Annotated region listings
^^^^^^^^^^^^^^^^

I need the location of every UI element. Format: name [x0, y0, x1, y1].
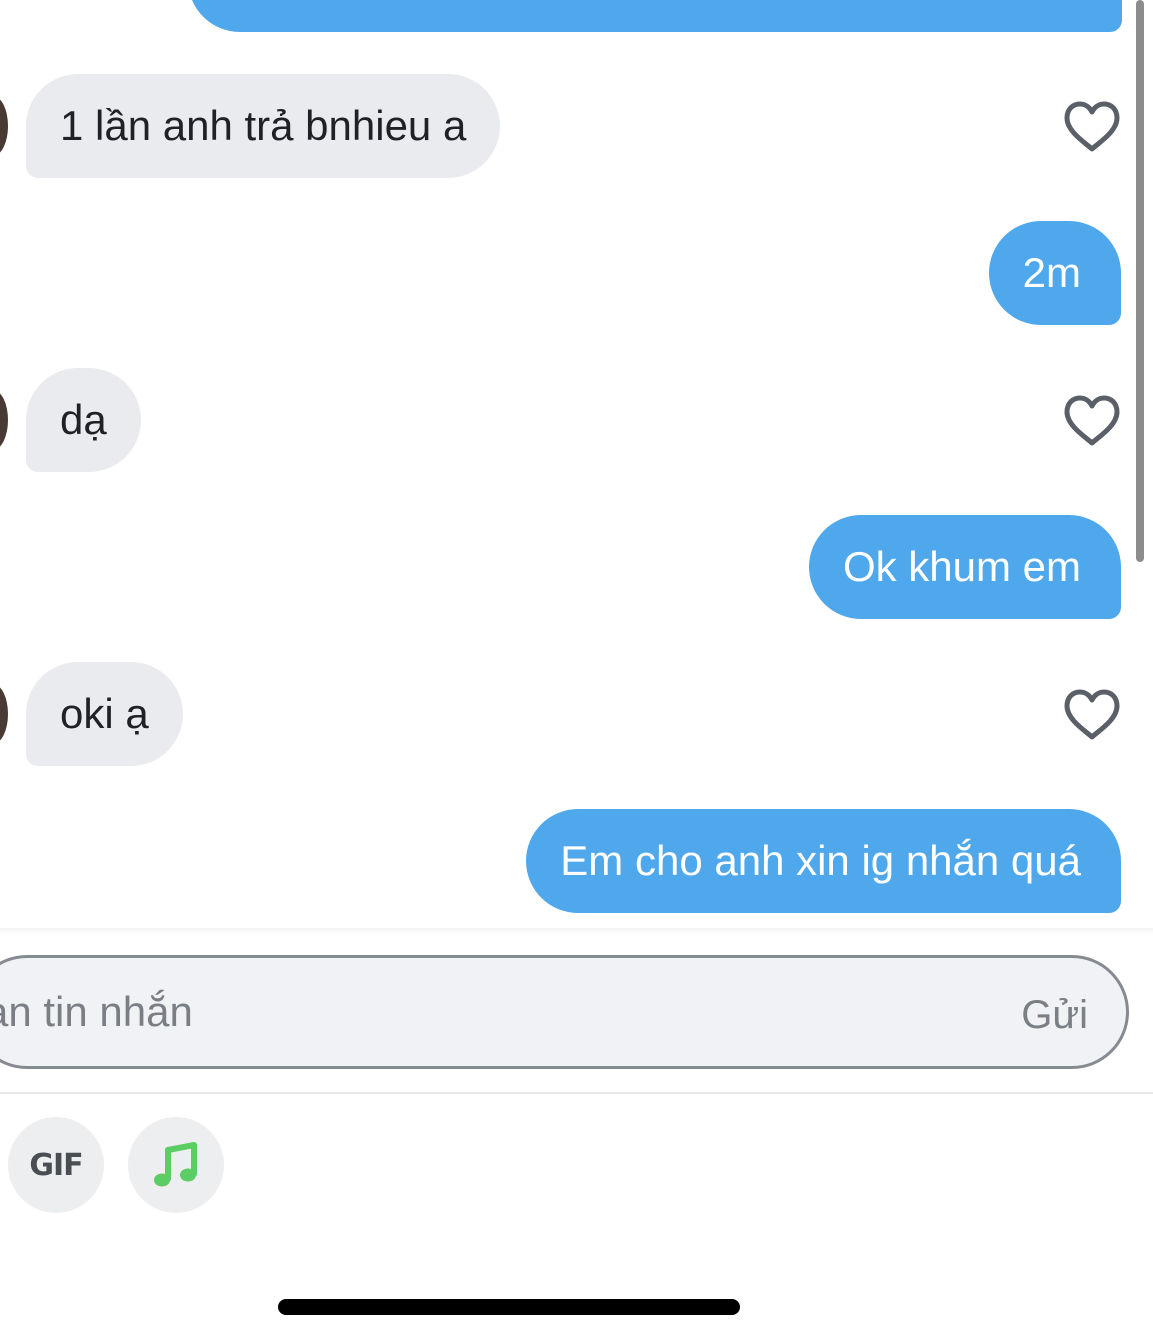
chat-screen: 1 lần anh trả bnhieu a 2m dạ Ok khum em …: [0, 0, 1153, 1339]
home-indicator: [278, 1299, 740, 1315]
send-button[interactable]: Gửi: [1021, 958, 1088, 1066]
gif-label: GIF: [29, 1147, 83, 1183]
incoming-message[interactable]: 1 lần anh trả bnhieu a: [26, 74, 501, 178]
message-text: Em cho anh xin ig nhắn quá: [560, 837, 1081, 884]
music-note-icon: [154, 1142, 197, 1187]
message-list[interactable]: 1 lần anh trả bnhieu a 2m dạ Ok khum em …: [0, 0, 1153, 930]
message-composer: Gửi: [0, 955, 1129, 1069]
outgoing-message-partial: [188, 0, 1122, 32]
message-text: 1 lần anh trả bnhieu a: [60, 102, 467, 149]
message-text: oki ạ: [60, 690, 149, 737]
message-text: 2m: [1022, 249, 1081, 296]
message-text: Ok khum em: [842, 543, 1081, 590]
scrollbar[interactable]: [1136, 0, 1144, 562]
divider: [0, 1092, 1153, 1094]
avatar[interactable]: [0, 390, 8, 450]
gif-button[interactable]: GIF: [8, 1117, 104, 1213]
divider: [0, 928, 1153, 934]
message-text: dạ: [60, 396, 107, 443]
heart-icon[interactable]: [1062, 100, 1122, 154]
outgoing-message[interactable]: Em cho anh xin ig nhắn quá: [526, 809, 1121, 913]
incoming-message[interactable]: dạ: [26, 368, 141, 472]
avatar[interactable]: [0, 96, 8, 156]
incoming-message[interactable]: oki ạ: [26, 662, 183, 766]
message-input[interactable]: [0, 958, 873, 1066]
outgoing-message[interactable]: 2m: [988, 221, 1121, 325]
outgoing-message[interactable]: Ok khum em: [808, 515, 1121, 619]
heart-icon[interactable]: [1062, 394, 1122, 448]
music-button[interactable]: [128, 1117, 224, 1213]
heart-icon[interactable]: [1062, 688, 1122, 742]
avatar[interactable]: [0, 684, 8, 744]
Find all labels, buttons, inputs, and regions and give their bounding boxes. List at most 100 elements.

^^^^^^^^^^^^^^^^

Task directions —
Copy all of the material above word for word, omitting the picture.

The answer —
I need the location of every UI element. Format: name [x0, y0, x1, y1].
chat-screen: 1 lần anh trả bnhieu a 2m dạ Ok khum em …: [0, 0, 1153, 1339]
home-indicator: [278, 1299, 740, 1315]
send-button[interactable]: Gửi: [1021, 958, 1088, 1066]
gif-label: GIF: [29, 1147, 83, 1183]
incoming-message[interactable]: 1 lần anh trả bnhieu a: [26, 74, 501, 178]
message-text: Em cho anh xin ig nhắn quá: [560, 837, 1081, 884]
music-note-icon: [154, 1142, 197, 1187]
message-list[interactable]: 1 lần anh trả bnhieu a 2m dạ Ok khum em …: [0, 0, 1153, 930]
message-composer: Gửi: [0, 955, 1129, 1069]
outgoing-message-partial: [188, 0, 1122, 32]
message-text: 1 lần anh trả bnhieu a: [60, 102, 467, 149]
message-text: oki ạ: [60, 690, 149, 737]
message-text: 2m: [1022, 249, 1081, 296]
message-text: Ok khum em: [842, 543, 1081, 590]
scrollbar[interactable]: [1136, 0, 1144, 562]
divider: [0, 1092, 1153, 1094]
avatar[interactable]: [0, 390, 8, 450]
gif-button[interactable]: GIF: [8, 1117, 104, 1213]
divider: [0, 928, 1153, 934]
message-text: dạ: [60, 396, 107, 443]
heart-icon[interactable]: [1062, 100, 1122, 154]
outgoing-message[interactable]: Em cho anh xin ig nhắn quá: [526, 809, 1121, 913]
incoming-message[interactable]: dạ: [26, 368, 141, 472]
avatar[interactable]: [0, 96, 8, 156]
incoming-message[interactable]: oki ạ: [26, 662, 183, 766]
message-input[interactable]: [0, 958, 873, 1066]
outgoing-message[interactable]: 2m: [988, 221, 1121, 325]
outgoing-message[interactable]: Ok khum em: [808, 515, 1121, 619]
heart-icon[interactable]: [1062, 394, 1122, 448]
music-button[interactable]: [128, 1117, 224, 1213]
heart-icon[interactable]: [1062, 688, 1122, 742]
avatar[interactable]: [0, 684, 8, 744]
Find all labels, buttons, inputs, and regions and give their bounding boxes. List at most 100 elements.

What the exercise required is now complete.